Aim – Pick out each line containing the string "соответствии" and copy it.

Records –
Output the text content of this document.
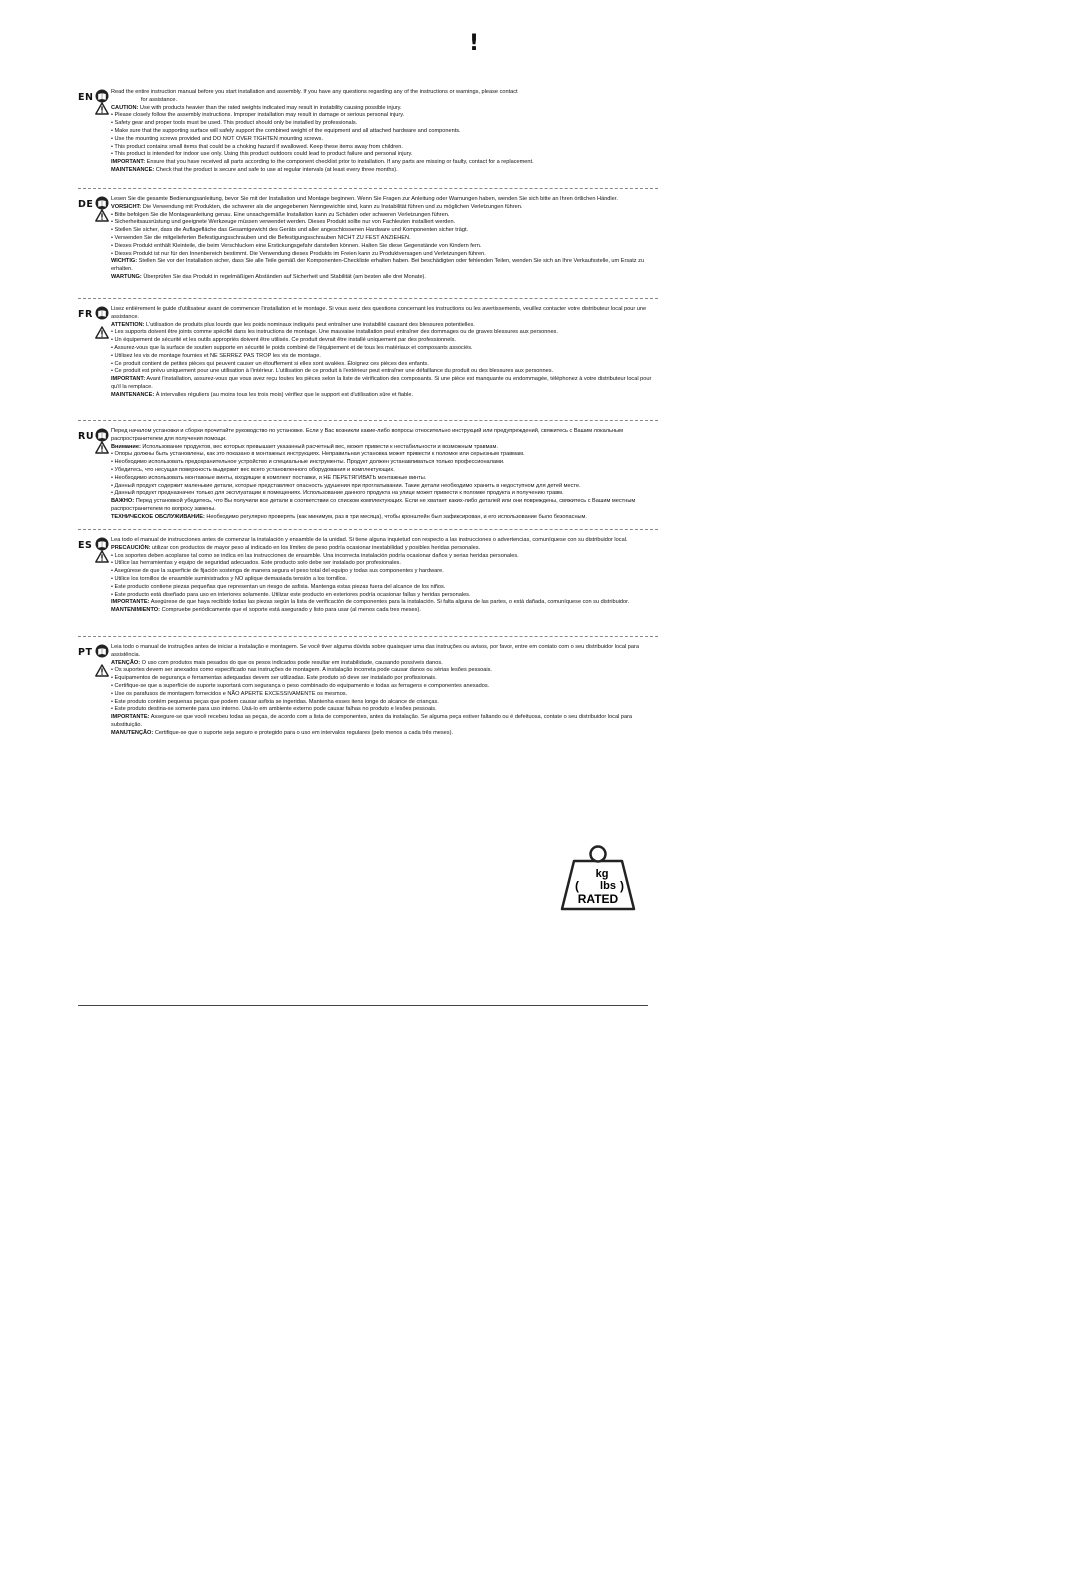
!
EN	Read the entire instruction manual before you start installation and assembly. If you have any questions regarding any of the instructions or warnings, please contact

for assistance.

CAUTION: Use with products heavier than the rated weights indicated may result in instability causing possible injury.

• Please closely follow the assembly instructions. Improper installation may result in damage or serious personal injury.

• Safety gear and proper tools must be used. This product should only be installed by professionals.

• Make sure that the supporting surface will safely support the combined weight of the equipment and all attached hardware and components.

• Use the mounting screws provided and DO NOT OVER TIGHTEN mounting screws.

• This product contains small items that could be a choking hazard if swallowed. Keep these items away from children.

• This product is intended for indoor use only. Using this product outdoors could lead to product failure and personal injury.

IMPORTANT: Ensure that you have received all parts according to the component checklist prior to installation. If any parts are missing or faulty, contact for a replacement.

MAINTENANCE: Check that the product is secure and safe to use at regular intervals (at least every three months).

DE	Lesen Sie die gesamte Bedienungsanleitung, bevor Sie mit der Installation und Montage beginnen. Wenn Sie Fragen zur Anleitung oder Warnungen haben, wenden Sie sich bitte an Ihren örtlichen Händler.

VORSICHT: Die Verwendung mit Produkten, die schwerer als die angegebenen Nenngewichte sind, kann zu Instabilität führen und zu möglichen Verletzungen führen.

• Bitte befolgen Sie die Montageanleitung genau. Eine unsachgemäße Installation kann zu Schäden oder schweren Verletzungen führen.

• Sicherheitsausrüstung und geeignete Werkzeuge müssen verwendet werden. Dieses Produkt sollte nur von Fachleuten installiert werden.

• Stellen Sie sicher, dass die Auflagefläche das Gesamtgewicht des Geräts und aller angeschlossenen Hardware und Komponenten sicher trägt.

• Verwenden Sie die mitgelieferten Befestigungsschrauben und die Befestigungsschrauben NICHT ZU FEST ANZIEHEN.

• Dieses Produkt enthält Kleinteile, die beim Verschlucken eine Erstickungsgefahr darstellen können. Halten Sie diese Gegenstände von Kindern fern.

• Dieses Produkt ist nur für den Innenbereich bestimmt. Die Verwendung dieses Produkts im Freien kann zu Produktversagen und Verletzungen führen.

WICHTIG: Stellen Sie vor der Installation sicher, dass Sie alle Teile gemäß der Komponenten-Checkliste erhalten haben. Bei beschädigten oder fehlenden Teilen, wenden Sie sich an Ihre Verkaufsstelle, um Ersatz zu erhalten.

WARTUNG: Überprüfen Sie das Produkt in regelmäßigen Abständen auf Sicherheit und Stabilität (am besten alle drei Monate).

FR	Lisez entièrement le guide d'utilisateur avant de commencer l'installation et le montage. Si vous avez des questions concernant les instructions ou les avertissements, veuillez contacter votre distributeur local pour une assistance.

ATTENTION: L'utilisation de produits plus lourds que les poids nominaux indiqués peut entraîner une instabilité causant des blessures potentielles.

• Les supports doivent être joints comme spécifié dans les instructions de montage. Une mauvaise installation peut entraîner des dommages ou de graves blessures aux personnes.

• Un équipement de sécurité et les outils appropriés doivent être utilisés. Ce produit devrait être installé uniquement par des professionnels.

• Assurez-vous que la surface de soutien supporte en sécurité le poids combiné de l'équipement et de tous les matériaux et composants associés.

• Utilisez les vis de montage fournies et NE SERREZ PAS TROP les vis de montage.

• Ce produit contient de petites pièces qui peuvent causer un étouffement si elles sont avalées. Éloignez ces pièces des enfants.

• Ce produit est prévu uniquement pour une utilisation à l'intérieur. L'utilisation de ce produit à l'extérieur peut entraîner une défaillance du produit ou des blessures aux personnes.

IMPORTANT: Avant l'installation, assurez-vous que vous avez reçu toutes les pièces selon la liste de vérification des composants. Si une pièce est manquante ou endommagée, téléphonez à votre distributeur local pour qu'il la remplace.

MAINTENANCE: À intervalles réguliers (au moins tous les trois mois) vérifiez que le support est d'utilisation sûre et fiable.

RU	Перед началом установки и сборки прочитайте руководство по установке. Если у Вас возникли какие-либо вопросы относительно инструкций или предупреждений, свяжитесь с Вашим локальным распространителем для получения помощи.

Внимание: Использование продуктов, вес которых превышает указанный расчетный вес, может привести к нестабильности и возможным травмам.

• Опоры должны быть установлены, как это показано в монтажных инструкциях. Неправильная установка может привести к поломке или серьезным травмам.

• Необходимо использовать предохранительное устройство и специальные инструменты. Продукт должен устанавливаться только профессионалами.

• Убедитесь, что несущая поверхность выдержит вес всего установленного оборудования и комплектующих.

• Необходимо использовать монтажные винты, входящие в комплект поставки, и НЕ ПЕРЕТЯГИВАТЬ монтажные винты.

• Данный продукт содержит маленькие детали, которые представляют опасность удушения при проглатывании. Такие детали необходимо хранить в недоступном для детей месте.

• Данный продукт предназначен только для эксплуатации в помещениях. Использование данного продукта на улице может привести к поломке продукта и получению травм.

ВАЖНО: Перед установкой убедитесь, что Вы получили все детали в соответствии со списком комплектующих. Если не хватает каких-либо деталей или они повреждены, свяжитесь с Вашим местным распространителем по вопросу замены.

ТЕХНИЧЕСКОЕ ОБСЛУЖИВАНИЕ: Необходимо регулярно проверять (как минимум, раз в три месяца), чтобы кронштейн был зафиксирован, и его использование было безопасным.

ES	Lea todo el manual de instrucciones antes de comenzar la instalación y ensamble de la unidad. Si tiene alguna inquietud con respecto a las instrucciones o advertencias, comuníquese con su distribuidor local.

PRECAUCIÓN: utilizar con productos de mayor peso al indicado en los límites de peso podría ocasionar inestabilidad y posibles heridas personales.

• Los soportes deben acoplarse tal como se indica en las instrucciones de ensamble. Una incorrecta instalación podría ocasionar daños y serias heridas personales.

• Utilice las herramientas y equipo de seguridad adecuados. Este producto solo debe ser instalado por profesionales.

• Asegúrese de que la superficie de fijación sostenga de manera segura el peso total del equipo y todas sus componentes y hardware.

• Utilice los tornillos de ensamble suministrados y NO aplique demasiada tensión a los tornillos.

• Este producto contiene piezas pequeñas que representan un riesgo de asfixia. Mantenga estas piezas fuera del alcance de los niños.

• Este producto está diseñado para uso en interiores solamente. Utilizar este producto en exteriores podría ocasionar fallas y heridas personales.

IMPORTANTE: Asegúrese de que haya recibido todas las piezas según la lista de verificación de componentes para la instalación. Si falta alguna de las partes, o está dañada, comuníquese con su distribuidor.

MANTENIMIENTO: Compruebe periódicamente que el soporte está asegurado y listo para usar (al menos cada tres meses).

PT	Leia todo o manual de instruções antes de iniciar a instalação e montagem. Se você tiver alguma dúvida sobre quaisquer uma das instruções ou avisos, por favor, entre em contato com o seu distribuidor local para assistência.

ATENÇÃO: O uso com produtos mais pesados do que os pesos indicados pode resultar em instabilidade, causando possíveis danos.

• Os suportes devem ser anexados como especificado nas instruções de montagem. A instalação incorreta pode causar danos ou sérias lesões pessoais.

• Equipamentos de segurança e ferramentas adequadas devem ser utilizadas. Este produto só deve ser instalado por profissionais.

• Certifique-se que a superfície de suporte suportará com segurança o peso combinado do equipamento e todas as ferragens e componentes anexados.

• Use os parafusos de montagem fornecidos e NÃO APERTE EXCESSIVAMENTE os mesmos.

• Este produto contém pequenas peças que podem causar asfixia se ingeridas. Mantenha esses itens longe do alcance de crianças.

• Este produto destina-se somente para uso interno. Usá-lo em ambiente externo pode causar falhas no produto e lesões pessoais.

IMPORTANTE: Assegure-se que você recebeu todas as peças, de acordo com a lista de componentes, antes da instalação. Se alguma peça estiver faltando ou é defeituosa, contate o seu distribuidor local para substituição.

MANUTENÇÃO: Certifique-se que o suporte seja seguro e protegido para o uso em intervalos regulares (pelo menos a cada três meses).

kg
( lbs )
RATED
* * *
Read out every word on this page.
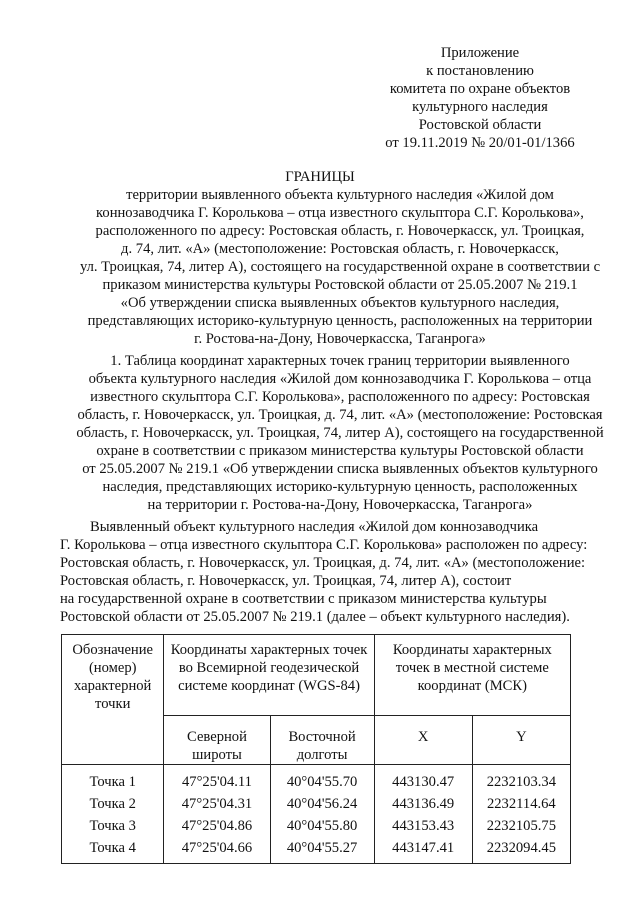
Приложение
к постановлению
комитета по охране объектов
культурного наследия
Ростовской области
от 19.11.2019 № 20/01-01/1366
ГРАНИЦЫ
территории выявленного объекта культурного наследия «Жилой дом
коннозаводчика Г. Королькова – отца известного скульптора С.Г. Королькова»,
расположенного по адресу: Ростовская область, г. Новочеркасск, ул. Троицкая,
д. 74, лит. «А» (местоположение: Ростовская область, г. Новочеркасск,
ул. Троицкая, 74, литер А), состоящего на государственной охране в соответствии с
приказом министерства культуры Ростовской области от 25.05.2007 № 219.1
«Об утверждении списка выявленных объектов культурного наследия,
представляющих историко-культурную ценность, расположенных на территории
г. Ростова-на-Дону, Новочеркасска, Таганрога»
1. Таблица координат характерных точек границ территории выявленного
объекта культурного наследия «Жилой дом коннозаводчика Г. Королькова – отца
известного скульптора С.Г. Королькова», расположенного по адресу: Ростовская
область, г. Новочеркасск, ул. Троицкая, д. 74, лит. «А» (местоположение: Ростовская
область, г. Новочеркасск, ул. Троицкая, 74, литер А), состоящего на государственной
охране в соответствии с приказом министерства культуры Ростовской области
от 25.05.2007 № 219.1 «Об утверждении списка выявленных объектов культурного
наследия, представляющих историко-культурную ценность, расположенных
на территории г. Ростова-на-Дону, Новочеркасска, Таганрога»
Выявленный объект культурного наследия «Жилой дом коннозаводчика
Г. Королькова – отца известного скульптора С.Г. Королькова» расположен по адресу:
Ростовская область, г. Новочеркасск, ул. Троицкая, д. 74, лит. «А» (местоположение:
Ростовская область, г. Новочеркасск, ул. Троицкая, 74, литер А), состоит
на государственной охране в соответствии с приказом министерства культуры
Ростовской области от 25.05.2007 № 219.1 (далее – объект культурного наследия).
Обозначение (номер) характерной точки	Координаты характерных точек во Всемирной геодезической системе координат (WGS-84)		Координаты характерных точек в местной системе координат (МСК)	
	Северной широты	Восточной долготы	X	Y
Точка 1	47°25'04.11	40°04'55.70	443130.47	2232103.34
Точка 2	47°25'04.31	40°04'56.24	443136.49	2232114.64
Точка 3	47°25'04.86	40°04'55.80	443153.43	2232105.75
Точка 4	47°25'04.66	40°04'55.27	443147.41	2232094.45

Correct result –
ВАЖНО: Перед установкой убедитесь, что Вы получили все детали в соответствии со списком комплектующих. Если не хватает каких-либо деталей или они повреждены, свяжитесь с Вашим местным распространителем по вопросу замены.
ул. Троицкая, 74, литер А), состоящего на государственной охране в соответствии с
охране в соответствии с приказом министерства культуры Ростовской области
на государственной охране в соответствии с приказом министерства культуры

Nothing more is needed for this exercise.